** SHORT PROBLEM **
Give only the number of lines that contain the word "than".

** LISTED RECORDS **
§ §

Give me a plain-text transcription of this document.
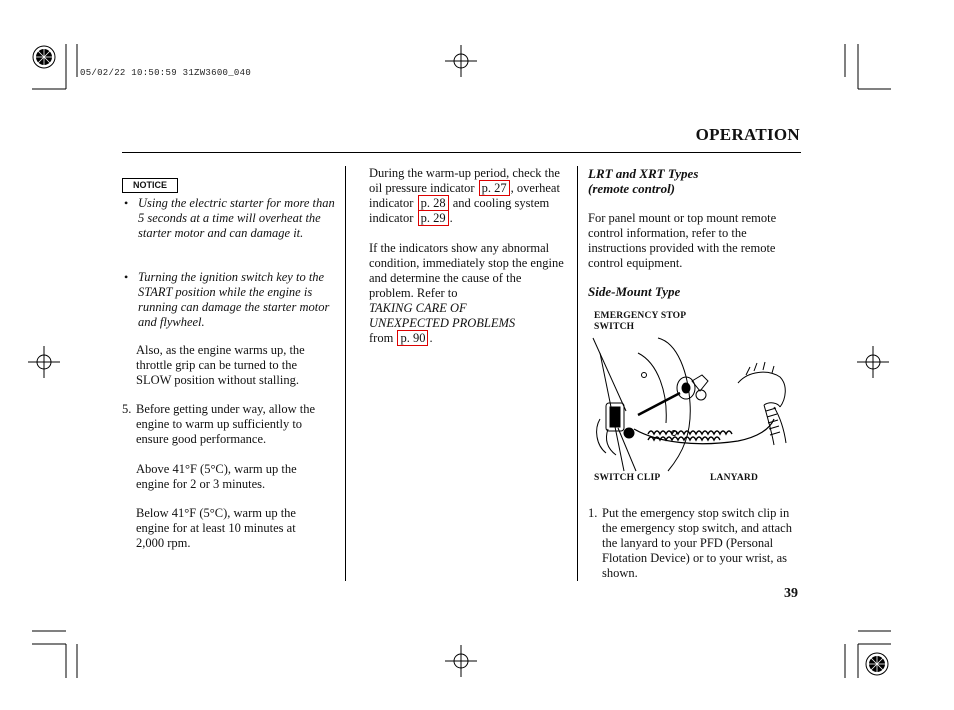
05/02/22 10:50:59 31ZW3600_040
OPERATION
NOTICE
• Using the electric starter for more than 5 seconds at a time will overheat the starter motor and can damage it.
• Turning the ignition switch key to the START position while the engine is running can damage the starter motor and flywheel.

Also, as the engine warms up, the throttle grip can be turned to the SLOW position without stalling.

5. Before getting under way, allow the engine to warm up sufficiently to ensure good performance.

Above 41°F (5°C), warm up the engine for 2 or 3 minutes.

Below 41°F (5°C), warm up the engine for at least 10 minutes at 2,000 rpm.

During the warm-up period, check the oil pressure indicator p. 27 , overheat indicator p. 28 and cooling system indicator p. 29 .

If the indicators show any abnormal condition, immediately stop the engine and determine the cause of the problem. Refer to
TAKING CARE OF UNEXPECTED PROBLEMS
from p. 90 .

LRT and XRT Types
(remote control)

For panel mount or top mount remote control information, refer to the instructions provided with the remote control equipment.

Side-Mount Type
EMERGENCY STOP
SWITCH
SWITCH CLIP	LANYARD
1. Put the emergency stop switch clip in the emergency stop switch, and attach the lanyard to your PFD (Personal Flotation Device) or to your wrist, as shown.

39
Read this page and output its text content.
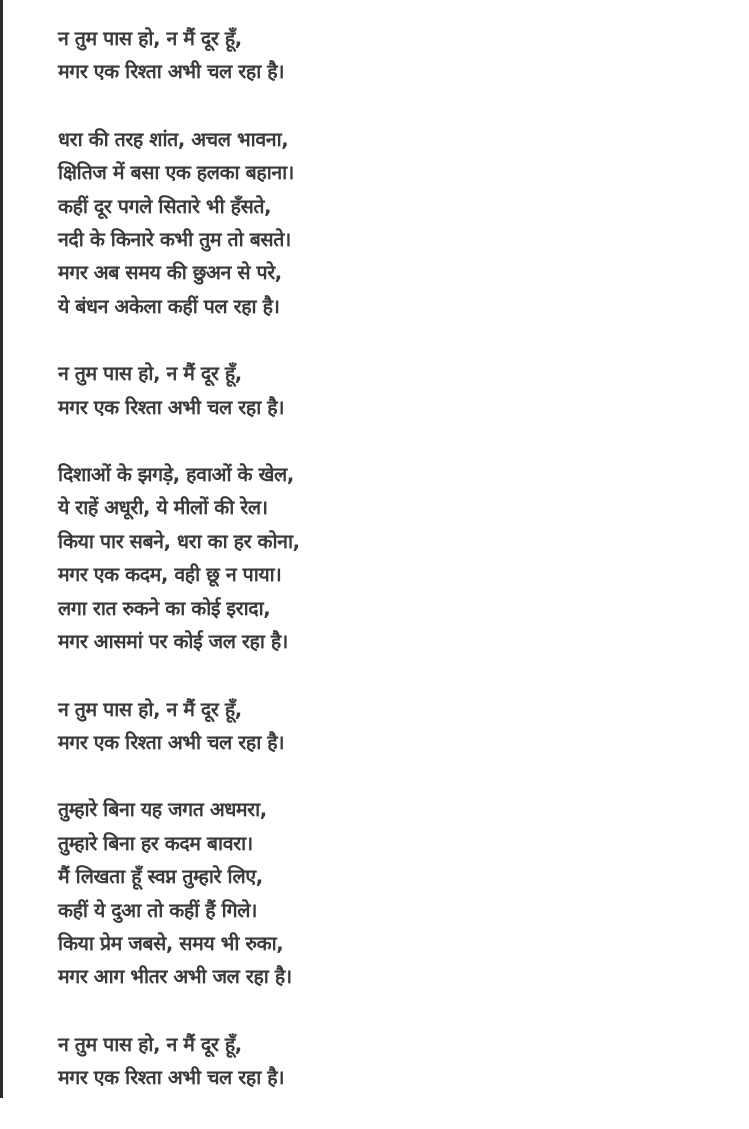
न तुम पास हो, न मैं दूर हूँ,
मगर एक रिश्ता अभी चल रहा है।
धरा की तरह शांत, अचल भावना,
क्षितिज में बसा एक हलका बहाना।
कहीं दूर पगले सितारे भी हँसते,
नदी के किनारे कभी तुम तो बसते।
मगर अब समय की छुअन से परे,
ये बंधन अकेला कहीं पल रहा है।
न तुम पास हो, न मैं दूर हूँ,
मगर एक रिश्ता अभी चल रहा है।
दिशाओं के झगड़े, हवाओं के खेल,
ये राहें अधूरी, ये मीलों की रेल।
किया पार सबने, धरा का हर कोना,
मगर एक कदम, वही छू न पाया।
लगा रात रुकने का कोई इरादा,
मगर आसमां पर कोई जल रहा है।
न तुम पास हो, न मैं दूर हूँ,
मगर एक रिश्ता अभी चल रहा है।
तुम्हारे बिना यह जगत अधमरा,
तुम्हारे बिना हर कदम बावरा।
मैं लिखता हूँ स्वप्न तुम्हारे लिए,
कहीं ये दुआ तो कहीं हैं गिले।
किया प्रेम जबसे, समय भी रुका,
मगर आग भीतर अभी जल रहा है।
न तुम पास हो, न मैं दूर हूँ,
मगर एक रिश्ता अभी चल रहा है।
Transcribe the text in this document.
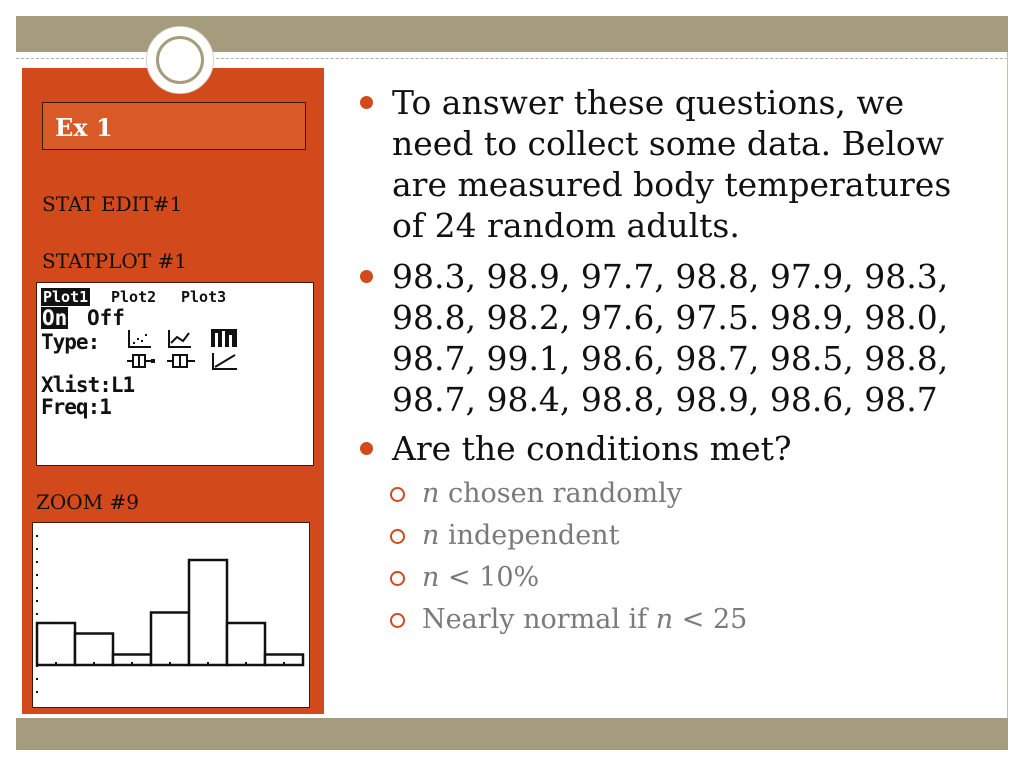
Ex 1
STAT EDIT#1
STATPLOT #1
Plot1 Plot2 Plot3
On Off
Type:
Xlist:L1
Freq:1
ZOOM #9
To answer these questions, we need to collect some data. Below are measured body temperatures of 24 random adults.
98.3, 98.9, 97.7, 98.8, 97.9, 98.3, 98.8, 98.2, 97.6, 97.5. 98.9, 98.0, 98.7, 99.1, 98.6, 98.7, 98.5, 98.8, 98.7, 98.4, 98.8, 98.9, 98.6, 98.7
Are the conditions met?
n chosen randomly
n independent
n < 10%
Nearly normal if n < 25
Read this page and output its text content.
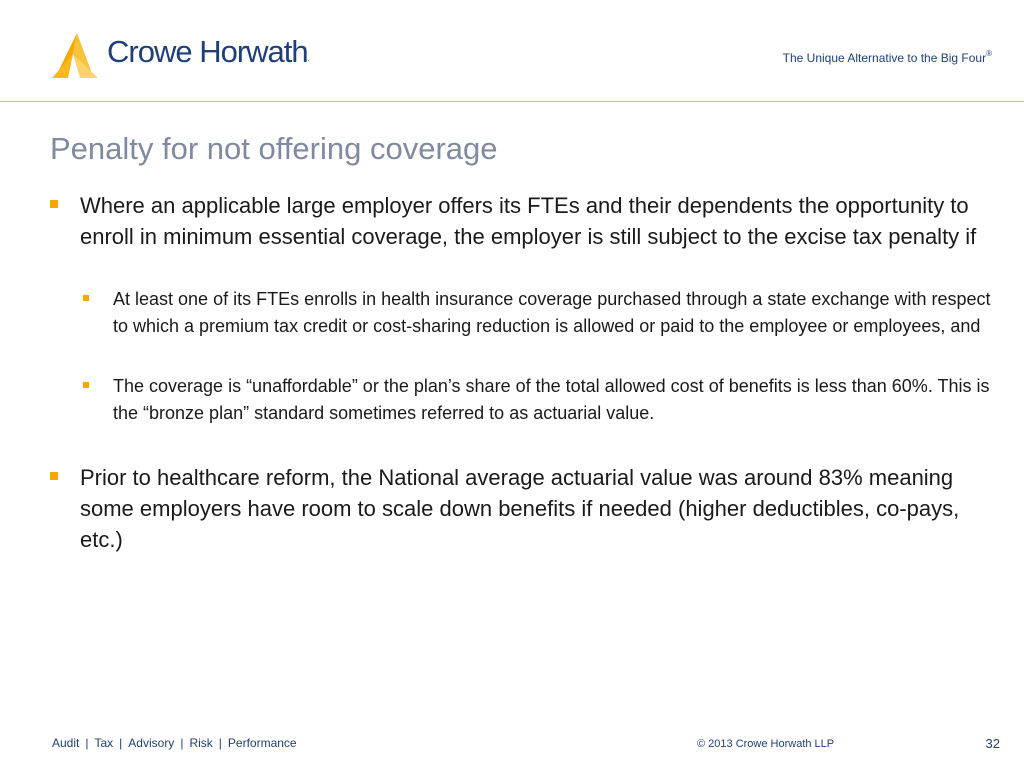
Crowe Horwath.	The Unique Alternative to the Big Four®
Penalty for not offering coverage
Where an applicable large employer offers its FTEs and their dependents the opportunity to enroll in minimum essential coverage, the employer is still subject to the excise tax penalty if
At least one of its FTEs enrolls in health insurance coverage purchased through a state exchange with respect to which a premium tax credit or cost-sharing reduction is allowed or paid to the employee or employees, and
The coverage is “unaffordable” or the plan’s share of the total allowed cost of benefits is less than 60%. This is the “bronze plan” standard sometimes referred to as actuarial value.
Prior to healthcare reform, the National average actuarial value was around 83% meaning some employers have room to scale down benefits if needed (higher deductibles, co-pays, etc.)
Audit | Tax | Advisory | Risk | Performance	© 2013 Crowe Horwath LLP	32
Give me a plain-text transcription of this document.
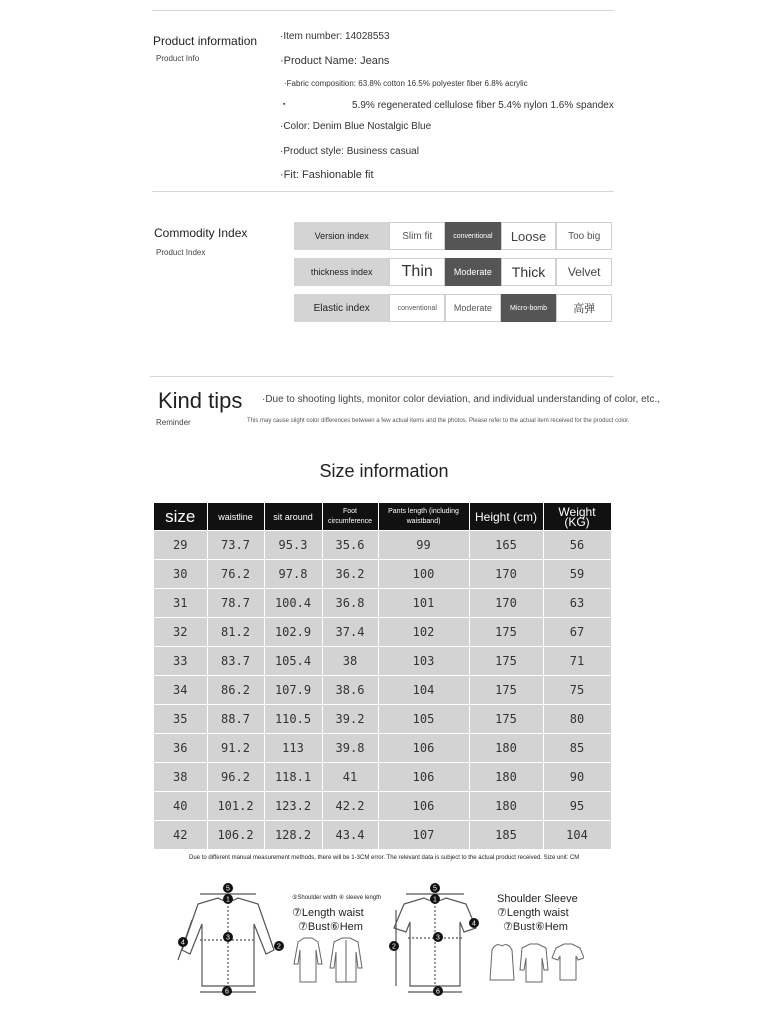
Product information
Product Info
·Item number: 14028553
·Product Name: Jeans
·Fabric composition: 63.8% cotton 16.5% polyester fiber 6.8% acrylic
▪	5.9% regenerated cellulose fiber 5.4% nylon 1.6% spandex
·Color: Denim Blue Nostalgic Blue
·Product style: Business casual
·Fit: Fashionable fit
Commodity Index
Product Index
Version index	Slim fit	conventional	Loose	Too big
thickness index	Thin	Moderate	Thick	Velvet
Elastic index	conventional	Moderate	Micro-bomb	高弹
Kind tips
Reminder
·Due to shooting lights, monitor color deviation, and individual understanding of color, etc.,
This may cause slight color differences between a few actual items and the photos. Please refer to the actual item received for the product color.
Size information
size	waistline	sit around	Foot circumference	Pants length (including waistband)	Height (cm)	Weight (KG)
29	73.7	95.3	35.6	99	165	56
30	76.2	97.8	36.2	100	170	59
31	78.7	100.4	36.8	101	170	63
32	81.2	102.9	37.4	102	175	67
33	83.7	105.4	38	103	175	71
34	86.2	107.9	38.6	104	175	75
35	88.7	110.5	39.2	105	175	80
36	91.2	113	39.8	106	180	85
38	96.2	118.1	41	106	180	90
40	101.2	123.2	42.2	106	180	95
42	106.2	128.2	43.4	107	185	104
Due to different manual measurement methods, there will be 1-3CM error. The relevant data is subject to the actual product received. Size unit: CM
5
1
4
3
2
6
⑤Shoulder width ④ sleeve length
⑦Length waist
⑦Bust⑥Hem
5
1
4
3
2
6
Shoulder Sleeve
⑦Length waist
⑦Bust⑥Hem
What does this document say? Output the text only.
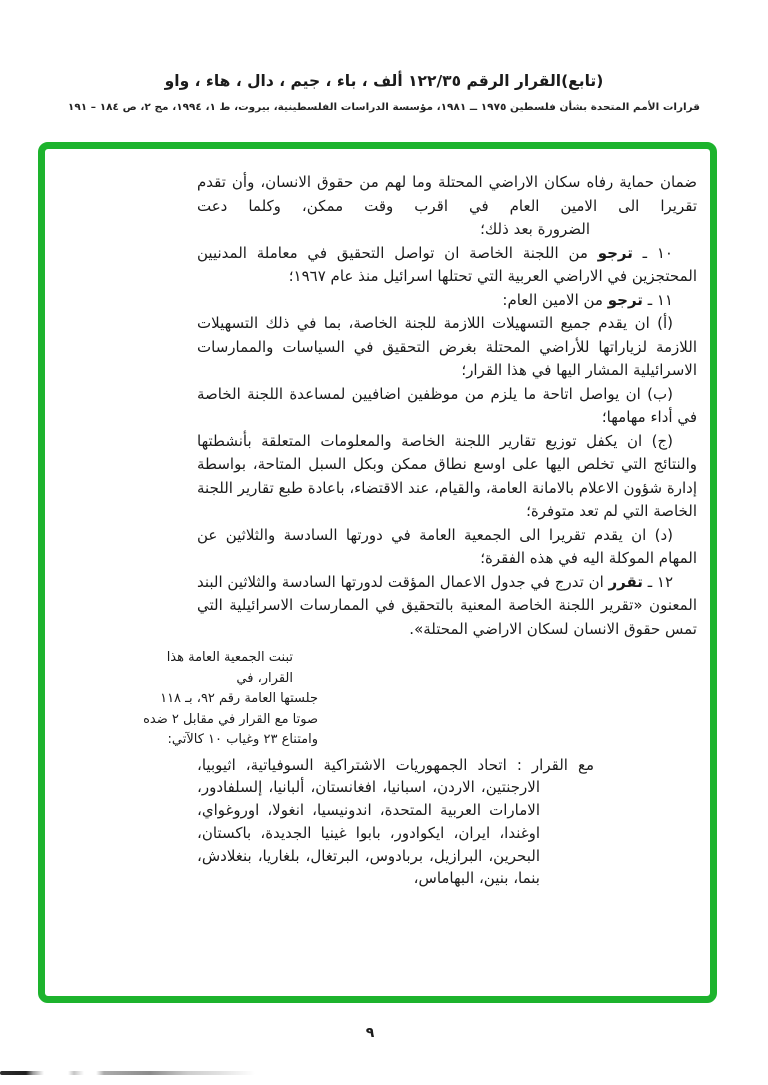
(تابع)القرار الرقم ١٢٢/٣٥ ألف ، باء ، جيم ، دال ، هاء ، واو
قرارات الأمم المتحدة بشأن فلسطين ١٩٧٥ ــ ١٩٨١، مؤسسة الدراسات الفلسطينية، بيروت، ط ١، ١٩٩٤، مج ٢، ص ١٨٤ – ١٩١

ضمان حماية رفاه سكان الاراضي المحتلة وما لهم من حقوق الانسان، وأن تقدم تقريرا الى الامين العام في اقرب وقت ممكن، وكلما دعت

الضرورة بعد ذلك؛

١٠ ـ ترجو من اللجنة الخاصة ان تواصل التحقيق في معاملة المدنيين المحتجزين في الاراضي العربية التي تحتلها اسرائيل منذ عام ١٩٦٧؛

١١ ـ ترجو من الامين العام:

(أ) ان يقدم جميع التسهيلات اللازمة للجنة الخاصة، بما في ذلك التسهيلات اللازمة لزياراتها للأراضي المحتلة بغرض التحقيق في السياسات والممارسات الاسرائيلية المشار اليها في هذا القرار؛

(ب) ان يواصل اتاحة ما يلزم من موظفين اضافيين لمساعدة اللجنة الخاصة في أداء مهامها؛

(ج) ان يكفل توزيع تقارير اللجنة الخاصة والمعلومات المتعلقة بأنشطتها والنتائج التي تخلص اليها على اوسع نطاق ممكن وبكل السبل المتاحة، بواسطة إدارة شؤون الاعلام بالامانة العامة، والقيام، عند الاقتضاء، باعادة طبع تقارير اللجنة الخاصة التي لم تعد متوفرة؛

(د) ان يقدم تقريرا الى الجمعية العامة في دورتها السادسة والثلاثين عن المهام الموكلة اليه في هذه الفقرة؛

١٢ ـ تقرر ان تدرج في جدول الاعمال المؤقت لدورتها السادسة والثلاثين البند المعنون «تقرير اللجنة الخاصة المعنية بالتحقيق في الممارسات الاسرائيلية التي تمس حقوق الانسان لسكان الاراضي المحتلة».

تبنت الجمعية العامة هذا القرار، في
جلستها العامة رقم ٩٢، بـ ١١٨
صوتا مع القرار في مقابل ٢ ضده
وامتناع ٢٣ وغياب ١٠ كالآتي:

مع القرار : اتحاد الجمهوريات الاشتراكية السوفياتية، اثيوبيا، الارجنتين، الاردن، اسبانيا، افغانستان، ألبانيا، إلسلفادور، الامارات العربية المتحدة، اندونيسيا، انغولا، اوروغواي، اوغندا، ايران، ايكوادور، بابوا غينيا الجديدة، باكستان، البحرين، البرازيل، بربادوس، البرتغال، بلغاريا، بنغلادش، بنما، بنين، البهاماس،

٩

§ §

** THE SOLUTION **
2